THE EXERCISE:
Gather all lines with "Output" from the records.

DATA FOR THIS EXERCISE:
* * * * * * * * *

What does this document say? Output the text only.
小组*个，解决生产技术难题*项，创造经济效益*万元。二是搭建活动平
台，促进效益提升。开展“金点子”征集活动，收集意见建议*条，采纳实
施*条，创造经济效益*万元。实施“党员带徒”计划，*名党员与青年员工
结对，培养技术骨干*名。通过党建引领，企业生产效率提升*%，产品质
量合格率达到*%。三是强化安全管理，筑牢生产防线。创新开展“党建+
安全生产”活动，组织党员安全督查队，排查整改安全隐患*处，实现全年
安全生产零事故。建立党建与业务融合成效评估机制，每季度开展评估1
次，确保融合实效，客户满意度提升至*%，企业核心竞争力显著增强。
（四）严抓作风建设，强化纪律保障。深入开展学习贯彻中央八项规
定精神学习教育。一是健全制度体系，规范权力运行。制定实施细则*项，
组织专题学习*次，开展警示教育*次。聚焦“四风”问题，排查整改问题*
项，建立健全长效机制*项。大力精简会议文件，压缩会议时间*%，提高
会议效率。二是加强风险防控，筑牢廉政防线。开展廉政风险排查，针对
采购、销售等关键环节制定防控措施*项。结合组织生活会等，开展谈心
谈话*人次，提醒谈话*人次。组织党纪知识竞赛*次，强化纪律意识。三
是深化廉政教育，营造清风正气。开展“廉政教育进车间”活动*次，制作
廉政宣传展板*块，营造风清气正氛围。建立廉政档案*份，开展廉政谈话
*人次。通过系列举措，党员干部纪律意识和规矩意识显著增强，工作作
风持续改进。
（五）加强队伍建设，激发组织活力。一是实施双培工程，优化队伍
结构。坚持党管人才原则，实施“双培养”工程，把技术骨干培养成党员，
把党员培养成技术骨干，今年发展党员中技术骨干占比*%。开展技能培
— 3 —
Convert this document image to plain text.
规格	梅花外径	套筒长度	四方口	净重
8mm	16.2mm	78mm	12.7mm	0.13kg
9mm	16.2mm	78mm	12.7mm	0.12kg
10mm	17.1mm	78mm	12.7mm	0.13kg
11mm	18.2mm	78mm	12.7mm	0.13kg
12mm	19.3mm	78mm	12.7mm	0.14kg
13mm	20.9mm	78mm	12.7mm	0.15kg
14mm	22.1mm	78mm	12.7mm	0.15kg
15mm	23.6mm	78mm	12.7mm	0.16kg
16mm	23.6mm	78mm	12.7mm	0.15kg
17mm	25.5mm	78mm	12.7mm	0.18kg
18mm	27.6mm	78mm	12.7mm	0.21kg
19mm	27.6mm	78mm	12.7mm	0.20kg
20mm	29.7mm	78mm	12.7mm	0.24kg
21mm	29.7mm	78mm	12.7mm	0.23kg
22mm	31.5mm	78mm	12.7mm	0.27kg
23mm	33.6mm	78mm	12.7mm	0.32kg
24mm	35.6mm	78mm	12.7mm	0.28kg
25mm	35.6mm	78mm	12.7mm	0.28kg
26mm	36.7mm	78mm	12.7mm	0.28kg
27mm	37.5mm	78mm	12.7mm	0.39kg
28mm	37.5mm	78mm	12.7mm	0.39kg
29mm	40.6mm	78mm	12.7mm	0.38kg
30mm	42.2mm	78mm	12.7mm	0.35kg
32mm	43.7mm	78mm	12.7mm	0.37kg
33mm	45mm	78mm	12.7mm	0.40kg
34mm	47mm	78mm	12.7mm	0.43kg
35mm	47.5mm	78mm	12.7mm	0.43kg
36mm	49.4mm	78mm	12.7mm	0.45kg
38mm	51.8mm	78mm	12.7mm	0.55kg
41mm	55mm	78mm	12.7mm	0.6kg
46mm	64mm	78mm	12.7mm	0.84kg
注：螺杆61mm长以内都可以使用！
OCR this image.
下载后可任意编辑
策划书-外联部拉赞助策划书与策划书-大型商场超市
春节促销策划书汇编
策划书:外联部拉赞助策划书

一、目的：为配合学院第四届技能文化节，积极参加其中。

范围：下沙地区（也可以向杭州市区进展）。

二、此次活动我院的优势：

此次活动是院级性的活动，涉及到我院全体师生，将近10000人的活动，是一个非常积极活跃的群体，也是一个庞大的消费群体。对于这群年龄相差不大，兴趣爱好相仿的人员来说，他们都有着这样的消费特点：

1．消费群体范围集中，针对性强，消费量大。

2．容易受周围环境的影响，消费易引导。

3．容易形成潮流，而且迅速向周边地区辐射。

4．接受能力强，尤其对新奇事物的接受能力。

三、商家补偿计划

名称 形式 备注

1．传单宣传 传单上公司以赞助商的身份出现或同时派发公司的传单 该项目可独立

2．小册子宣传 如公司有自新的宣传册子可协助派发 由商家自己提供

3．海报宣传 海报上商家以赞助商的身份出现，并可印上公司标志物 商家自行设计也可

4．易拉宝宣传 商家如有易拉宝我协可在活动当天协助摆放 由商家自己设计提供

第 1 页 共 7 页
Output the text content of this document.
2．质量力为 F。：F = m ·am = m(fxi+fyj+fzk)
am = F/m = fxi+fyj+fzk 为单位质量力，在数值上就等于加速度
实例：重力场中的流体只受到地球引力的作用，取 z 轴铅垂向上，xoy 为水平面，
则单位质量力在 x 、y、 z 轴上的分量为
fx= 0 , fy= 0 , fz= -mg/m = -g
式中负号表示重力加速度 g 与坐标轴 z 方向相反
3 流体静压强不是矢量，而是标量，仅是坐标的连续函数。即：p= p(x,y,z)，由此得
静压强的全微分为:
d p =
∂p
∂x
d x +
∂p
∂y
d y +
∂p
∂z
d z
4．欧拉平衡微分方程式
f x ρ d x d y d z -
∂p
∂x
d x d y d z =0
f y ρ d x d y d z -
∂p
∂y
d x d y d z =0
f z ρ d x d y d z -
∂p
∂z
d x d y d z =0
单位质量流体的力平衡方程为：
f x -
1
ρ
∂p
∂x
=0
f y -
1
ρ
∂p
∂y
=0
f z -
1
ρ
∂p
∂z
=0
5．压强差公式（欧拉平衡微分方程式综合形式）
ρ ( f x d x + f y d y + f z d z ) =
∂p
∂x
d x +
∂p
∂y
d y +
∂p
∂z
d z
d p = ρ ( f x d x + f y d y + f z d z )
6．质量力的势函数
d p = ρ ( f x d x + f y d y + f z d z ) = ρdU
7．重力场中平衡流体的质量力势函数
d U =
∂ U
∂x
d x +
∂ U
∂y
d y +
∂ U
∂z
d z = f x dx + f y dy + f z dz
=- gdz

* * * * * * * * *

ANSWER FOR THE TASK:
What does this document say? Output the text only.
Output the text content of this document.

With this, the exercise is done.